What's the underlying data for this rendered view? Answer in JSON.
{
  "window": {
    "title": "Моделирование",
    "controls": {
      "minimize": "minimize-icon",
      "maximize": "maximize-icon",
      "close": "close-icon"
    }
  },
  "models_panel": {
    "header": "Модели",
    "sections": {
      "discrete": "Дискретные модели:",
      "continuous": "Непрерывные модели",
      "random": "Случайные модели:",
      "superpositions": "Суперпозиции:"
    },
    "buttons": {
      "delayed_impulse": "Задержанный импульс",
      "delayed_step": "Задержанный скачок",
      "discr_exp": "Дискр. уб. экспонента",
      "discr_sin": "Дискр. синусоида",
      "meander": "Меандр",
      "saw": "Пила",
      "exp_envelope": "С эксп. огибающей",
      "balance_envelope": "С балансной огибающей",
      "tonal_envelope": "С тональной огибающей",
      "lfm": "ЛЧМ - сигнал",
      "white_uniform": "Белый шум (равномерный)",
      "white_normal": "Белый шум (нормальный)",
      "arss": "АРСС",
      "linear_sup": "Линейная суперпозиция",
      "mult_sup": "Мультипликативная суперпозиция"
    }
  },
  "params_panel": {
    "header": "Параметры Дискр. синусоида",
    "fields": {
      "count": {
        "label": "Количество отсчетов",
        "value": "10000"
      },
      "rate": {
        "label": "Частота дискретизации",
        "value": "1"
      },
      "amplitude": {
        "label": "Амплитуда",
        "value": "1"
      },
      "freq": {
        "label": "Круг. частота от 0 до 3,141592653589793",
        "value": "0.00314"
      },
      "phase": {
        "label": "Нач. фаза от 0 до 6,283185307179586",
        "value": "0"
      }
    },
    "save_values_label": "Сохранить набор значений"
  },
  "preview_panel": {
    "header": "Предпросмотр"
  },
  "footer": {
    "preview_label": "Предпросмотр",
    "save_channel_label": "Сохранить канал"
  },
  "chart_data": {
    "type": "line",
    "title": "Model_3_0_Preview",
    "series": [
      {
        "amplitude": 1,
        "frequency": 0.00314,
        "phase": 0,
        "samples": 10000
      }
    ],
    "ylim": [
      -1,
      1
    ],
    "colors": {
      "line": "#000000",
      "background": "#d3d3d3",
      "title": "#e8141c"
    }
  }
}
* * *
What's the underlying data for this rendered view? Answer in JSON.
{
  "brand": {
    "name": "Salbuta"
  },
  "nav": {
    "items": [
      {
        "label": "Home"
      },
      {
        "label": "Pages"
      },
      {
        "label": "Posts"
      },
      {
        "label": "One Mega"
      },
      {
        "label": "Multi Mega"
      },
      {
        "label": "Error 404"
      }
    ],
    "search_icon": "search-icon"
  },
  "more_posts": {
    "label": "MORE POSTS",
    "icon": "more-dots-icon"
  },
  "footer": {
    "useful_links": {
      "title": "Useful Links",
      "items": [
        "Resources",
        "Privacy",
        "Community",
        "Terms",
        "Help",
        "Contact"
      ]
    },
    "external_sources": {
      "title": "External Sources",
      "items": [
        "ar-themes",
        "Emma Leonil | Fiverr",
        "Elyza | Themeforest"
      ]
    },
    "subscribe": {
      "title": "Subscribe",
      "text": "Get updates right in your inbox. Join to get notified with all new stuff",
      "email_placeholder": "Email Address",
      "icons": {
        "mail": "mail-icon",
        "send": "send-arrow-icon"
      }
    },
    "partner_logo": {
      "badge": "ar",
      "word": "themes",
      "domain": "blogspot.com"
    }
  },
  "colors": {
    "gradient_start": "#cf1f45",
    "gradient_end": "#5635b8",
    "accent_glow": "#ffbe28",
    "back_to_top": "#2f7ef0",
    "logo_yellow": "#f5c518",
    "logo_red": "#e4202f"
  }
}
--
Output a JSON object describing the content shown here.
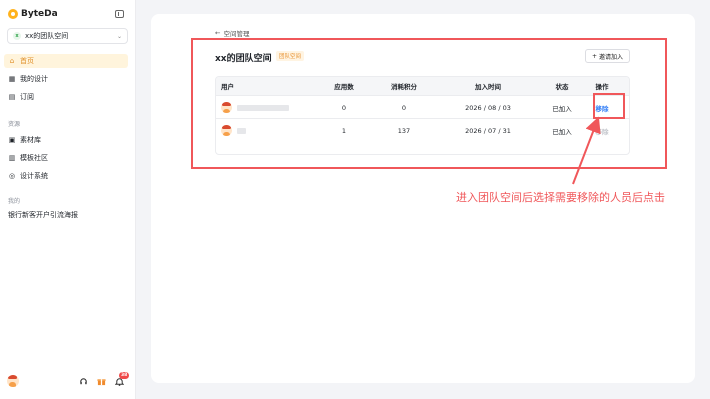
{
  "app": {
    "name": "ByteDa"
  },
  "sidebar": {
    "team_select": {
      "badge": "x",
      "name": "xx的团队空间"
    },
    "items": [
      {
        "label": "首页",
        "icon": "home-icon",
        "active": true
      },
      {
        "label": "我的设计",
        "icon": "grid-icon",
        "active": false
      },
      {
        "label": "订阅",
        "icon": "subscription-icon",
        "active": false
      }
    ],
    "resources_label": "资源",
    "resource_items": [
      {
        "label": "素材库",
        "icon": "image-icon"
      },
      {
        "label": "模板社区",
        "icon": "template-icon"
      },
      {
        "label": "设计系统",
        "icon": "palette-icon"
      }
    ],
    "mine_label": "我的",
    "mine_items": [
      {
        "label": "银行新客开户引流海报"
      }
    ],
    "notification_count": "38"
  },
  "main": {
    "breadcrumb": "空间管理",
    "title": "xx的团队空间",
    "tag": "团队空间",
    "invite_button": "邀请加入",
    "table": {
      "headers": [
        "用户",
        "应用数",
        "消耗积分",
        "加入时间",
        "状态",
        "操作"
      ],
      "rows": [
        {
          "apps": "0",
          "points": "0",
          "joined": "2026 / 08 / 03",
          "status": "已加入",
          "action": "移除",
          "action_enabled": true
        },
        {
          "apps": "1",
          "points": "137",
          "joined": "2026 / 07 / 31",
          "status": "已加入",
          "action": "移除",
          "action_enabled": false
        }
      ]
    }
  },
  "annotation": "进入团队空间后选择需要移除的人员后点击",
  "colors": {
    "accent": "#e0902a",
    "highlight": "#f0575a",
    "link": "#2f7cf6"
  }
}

Directive
Copy out each line of the entries that holds "огибающей".

Expected answer
      "exp_envelope": "С эксп. огибающей",
      "balance_envelope": "С балансной огибающей",
      "tonal_envelope": "С тональной огибающей",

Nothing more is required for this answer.